**WHAT THIS TASK INVOLVES**
Copy out all lines with the word "left" in them.
--*--
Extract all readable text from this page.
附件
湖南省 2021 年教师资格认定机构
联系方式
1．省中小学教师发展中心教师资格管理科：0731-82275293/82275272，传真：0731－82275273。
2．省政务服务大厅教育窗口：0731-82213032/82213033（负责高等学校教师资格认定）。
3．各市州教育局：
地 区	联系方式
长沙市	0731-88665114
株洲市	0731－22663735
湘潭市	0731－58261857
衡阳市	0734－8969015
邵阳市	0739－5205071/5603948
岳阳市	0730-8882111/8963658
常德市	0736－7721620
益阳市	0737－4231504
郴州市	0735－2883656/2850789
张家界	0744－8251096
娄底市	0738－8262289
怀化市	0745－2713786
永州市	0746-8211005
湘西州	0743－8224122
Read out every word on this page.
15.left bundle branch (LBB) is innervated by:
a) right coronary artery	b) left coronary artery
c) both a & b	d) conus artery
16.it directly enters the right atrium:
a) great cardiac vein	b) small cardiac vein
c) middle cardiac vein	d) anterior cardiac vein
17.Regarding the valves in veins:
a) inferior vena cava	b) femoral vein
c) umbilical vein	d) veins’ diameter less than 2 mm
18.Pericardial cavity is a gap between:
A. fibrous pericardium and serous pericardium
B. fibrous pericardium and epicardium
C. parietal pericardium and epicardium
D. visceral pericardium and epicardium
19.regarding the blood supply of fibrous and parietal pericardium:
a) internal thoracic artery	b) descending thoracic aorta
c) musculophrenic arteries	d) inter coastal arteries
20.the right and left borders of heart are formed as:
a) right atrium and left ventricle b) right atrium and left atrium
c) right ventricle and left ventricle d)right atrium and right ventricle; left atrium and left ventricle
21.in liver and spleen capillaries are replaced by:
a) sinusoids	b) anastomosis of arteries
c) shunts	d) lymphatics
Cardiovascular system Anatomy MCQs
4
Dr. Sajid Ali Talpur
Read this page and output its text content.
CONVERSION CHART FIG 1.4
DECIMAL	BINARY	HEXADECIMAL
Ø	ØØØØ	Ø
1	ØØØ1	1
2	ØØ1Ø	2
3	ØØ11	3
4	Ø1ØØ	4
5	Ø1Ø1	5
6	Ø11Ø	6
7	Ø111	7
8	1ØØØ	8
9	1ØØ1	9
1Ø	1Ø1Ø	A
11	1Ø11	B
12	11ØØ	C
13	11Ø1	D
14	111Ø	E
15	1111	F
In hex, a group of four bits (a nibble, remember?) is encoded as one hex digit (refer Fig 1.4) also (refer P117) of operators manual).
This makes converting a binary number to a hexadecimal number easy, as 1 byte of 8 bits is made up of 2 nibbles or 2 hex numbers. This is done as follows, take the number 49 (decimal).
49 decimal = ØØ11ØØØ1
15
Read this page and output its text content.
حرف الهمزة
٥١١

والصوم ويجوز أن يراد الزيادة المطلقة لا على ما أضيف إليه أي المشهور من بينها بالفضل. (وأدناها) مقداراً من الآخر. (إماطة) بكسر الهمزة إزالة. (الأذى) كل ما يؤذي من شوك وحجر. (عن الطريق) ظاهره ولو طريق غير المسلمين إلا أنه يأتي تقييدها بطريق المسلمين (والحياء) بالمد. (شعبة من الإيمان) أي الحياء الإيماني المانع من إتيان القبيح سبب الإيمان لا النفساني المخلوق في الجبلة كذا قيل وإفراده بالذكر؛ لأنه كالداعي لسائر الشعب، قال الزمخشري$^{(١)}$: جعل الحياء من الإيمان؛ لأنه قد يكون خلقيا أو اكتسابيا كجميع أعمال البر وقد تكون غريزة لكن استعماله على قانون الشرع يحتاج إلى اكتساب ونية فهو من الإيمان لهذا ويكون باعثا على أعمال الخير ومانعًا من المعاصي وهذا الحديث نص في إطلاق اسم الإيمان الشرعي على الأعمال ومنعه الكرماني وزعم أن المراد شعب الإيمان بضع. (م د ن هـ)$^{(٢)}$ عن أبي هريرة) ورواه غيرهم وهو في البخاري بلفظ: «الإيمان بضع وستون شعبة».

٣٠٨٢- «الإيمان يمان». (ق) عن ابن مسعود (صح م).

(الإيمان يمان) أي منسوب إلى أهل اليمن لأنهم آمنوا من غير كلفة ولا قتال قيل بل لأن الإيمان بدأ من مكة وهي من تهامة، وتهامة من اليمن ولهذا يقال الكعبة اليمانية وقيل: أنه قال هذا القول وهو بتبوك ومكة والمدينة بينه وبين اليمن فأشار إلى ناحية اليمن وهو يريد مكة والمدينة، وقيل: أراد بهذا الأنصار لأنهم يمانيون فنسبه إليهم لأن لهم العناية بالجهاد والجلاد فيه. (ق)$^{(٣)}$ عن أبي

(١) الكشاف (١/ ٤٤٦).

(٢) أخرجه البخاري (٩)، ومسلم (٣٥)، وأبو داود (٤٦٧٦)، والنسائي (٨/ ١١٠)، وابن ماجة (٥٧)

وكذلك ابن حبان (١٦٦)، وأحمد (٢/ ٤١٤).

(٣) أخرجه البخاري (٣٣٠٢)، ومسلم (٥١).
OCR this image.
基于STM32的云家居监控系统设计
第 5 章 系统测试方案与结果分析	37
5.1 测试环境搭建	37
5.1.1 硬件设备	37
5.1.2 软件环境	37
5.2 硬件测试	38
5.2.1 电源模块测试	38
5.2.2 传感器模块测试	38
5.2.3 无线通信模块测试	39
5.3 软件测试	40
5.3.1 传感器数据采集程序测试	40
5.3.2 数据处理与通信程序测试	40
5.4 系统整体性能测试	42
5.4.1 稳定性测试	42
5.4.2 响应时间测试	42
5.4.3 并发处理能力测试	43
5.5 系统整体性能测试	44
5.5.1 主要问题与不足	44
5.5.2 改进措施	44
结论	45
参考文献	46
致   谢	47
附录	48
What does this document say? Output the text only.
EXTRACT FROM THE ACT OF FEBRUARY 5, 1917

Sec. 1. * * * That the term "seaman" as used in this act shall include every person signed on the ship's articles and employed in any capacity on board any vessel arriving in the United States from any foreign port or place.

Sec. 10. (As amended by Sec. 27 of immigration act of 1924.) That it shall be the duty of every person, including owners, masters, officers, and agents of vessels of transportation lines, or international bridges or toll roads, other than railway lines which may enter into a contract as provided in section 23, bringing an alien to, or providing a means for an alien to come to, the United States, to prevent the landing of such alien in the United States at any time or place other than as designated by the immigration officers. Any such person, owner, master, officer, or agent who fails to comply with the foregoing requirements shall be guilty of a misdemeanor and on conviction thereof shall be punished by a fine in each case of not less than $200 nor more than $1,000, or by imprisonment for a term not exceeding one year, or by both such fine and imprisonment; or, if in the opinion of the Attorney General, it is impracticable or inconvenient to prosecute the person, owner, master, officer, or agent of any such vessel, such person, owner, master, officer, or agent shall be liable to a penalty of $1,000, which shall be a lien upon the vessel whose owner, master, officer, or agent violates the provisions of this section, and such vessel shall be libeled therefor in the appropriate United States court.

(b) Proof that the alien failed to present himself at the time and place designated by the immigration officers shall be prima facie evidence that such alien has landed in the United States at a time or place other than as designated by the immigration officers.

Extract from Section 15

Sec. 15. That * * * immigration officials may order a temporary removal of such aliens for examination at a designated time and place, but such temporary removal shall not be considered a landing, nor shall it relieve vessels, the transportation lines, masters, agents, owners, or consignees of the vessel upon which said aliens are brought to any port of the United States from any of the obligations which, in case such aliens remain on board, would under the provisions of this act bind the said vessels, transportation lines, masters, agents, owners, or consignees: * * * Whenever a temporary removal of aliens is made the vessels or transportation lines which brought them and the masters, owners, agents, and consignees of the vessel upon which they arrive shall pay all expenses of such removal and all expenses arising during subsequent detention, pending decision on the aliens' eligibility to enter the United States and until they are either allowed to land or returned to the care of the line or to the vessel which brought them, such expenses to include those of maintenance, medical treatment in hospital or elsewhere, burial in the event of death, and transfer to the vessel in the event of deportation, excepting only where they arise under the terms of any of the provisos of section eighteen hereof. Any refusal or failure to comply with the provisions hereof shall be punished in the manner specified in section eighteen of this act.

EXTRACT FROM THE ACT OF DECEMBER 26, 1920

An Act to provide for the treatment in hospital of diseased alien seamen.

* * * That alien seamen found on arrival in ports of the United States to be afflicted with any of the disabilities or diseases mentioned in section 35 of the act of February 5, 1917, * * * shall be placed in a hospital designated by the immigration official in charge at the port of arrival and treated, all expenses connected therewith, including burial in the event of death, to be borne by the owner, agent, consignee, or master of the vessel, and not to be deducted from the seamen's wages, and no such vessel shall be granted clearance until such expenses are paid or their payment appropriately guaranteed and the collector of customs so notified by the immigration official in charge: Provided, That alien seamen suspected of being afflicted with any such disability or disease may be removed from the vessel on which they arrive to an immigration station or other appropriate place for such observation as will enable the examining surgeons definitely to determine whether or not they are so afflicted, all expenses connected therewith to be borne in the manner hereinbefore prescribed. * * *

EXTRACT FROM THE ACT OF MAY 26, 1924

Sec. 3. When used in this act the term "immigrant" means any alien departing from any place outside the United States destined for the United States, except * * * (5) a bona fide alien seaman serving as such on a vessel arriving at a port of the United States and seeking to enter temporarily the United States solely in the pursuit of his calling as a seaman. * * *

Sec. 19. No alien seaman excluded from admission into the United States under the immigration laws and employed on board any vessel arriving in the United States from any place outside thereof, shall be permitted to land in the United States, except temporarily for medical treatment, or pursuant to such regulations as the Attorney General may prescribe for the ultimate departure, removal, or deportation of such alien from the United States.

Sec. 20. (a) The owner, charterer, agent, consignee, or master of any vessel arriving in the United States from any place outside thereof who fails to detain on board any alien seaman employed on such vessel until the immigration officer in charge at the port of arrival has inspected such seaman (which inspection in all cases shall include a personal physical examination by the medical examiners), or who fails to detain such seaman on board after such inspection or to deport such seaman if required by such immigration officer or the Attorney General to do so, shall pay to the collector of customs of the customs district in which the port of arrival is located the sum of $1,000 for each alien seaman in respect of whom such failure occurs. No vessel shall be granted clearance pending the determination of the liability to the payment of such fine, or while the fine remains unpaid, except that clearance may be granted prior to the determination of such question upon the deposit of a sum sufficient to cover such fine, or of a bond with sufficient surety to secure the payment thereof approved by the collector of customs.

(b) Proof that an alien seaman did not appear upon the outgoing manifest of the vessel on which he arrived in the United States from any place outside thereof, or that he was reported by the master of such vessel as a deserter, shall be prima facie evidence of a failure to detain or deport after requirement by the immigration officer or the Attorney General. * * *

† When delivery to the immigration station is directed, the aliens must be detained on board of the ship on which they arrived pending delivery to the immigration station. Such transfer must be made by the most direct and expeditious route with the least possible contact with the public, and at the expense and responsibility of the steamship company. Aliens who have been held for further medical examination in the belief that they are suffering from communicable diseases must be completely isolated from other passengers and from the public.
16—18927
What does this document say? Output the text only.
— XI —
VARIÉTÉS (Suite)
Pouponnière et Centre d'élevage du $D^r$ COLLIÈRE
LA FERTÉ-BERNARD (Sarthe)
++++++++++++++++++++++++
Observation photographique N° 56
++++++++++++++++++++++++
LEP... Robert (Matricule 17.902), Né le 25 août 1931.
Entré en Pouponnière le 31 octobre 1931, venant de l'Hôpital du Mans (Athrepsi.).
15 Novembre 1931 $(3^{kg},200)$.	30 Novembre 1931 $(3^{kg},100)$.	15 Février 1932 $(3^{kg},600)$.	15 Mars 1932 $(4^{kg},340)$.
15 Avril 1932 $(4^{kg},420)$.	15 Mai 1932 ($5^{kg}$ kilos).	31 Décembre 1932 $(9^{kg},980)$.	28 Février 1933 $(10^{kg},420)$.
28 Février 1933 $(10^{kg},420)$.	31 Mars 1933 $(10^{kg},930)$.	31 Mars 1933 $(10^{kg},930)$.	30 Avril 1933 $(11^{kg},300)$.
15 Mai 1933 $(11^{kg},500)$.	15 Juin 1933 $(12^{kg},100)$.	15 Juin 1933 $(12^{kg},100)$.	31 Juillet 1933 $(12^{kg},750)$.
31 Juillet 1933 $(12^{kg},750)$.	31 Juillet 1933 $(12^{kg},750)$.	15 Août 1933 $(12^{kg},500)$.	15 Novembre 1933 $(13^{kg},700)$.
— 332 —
--*--
**RESPONSE BELOW**
15.left bundle branch (LBB) is innervated by:
a) right coronary artery	b) left coronary artery
20.the right and left borders of heart are formed as:
a) right atrium and left ventricle b) right atrium and left atrium
c) right ventricle and left ventricle d)right atrium and right ventricle; left atrium and left ventricle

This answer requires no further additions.